[Bounding box entries]

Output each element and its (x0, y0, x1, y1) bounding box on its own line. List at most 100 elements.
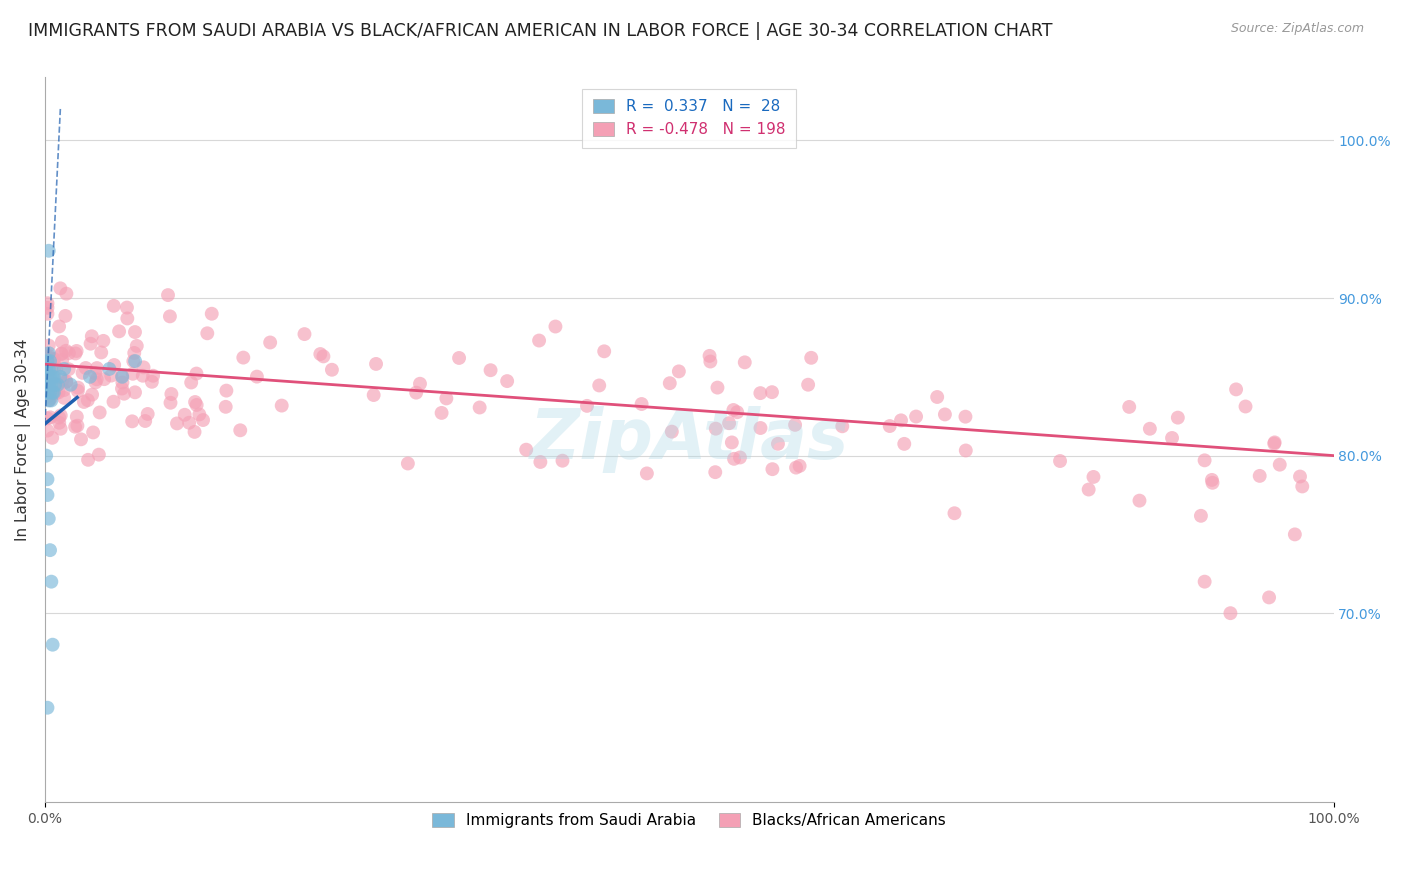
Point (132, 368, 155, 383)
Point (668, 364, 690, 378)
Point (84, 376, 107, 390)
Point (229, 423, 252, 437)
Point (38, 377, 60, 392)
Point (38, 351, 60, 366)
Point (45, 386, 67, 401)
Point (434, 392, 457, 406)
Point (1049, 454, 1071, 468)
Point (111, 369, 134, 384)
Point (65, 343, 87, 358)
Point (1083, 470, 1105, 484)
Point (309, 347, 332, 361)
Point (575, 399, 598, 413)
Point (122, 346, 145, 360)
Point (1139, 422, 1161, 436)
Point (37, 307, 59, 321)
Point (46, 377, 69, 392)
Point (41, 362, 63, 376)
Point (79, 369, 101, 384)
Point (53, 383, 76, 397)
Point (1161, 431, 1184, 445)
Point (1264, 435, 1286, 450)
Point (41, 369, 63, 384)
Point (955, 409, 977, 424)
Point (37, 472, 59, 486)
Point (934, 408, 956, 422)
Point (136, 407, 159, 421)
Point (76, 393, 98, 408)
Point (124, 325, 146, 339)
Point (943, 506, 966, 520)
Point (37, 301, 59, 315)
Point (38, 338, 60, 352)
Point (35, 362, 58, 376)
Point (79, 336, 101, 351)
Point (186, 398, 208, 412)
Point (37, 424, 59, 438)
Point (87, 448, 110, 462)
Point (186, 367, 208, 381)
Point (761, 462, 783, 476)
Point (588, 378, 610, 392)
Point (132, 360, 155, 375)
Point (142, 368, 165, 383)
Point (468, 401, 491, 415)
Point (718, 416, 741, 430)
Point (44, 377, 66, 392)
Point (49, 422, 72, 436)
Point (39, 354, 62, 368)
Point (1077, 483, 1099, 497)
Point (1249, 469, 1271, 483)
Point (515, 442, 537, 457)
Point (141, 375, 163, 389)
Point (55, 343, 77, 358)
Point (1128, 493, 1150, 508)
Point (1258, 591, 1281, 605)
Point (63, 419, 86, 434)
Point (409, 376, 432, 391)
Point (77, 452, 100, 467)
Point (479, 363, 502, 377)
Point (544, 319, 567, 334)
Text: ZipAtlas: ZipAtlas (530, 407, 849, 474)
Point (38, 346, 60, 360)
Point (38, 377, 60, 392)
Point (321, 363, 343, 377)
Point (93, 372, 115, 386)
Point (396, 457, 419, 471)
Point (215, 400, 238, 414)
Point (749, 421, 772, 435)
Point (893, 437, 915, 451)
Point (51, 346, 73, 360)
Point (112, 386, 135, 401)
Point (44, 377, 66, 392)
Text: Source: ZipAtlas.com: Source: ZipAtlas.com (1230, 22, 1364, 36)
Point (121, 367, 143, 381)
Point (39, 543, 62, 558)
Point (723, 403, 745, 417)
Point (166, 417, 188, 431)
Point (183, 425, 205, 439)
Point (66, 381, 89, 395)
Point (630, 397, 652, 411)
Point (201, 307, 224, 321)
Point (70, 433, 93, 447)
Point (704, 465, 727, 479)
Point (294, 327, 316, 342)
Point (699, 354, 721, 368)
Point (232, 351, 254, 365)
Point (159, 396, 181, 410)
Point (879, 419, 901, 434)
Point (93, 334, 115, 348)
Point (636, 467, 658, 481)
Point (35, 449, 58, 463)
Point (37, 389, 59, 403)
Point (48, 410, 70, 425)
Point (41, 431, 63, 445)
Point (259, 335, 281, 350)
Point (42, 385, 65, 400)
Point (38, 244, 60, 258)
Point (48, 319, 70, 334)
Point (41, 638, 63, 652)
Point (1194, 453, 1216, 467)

• YOUR GOAL: How many lines in the rows above contain the string "Text"? Reply with the number only.

• TASK RESPONSE: 2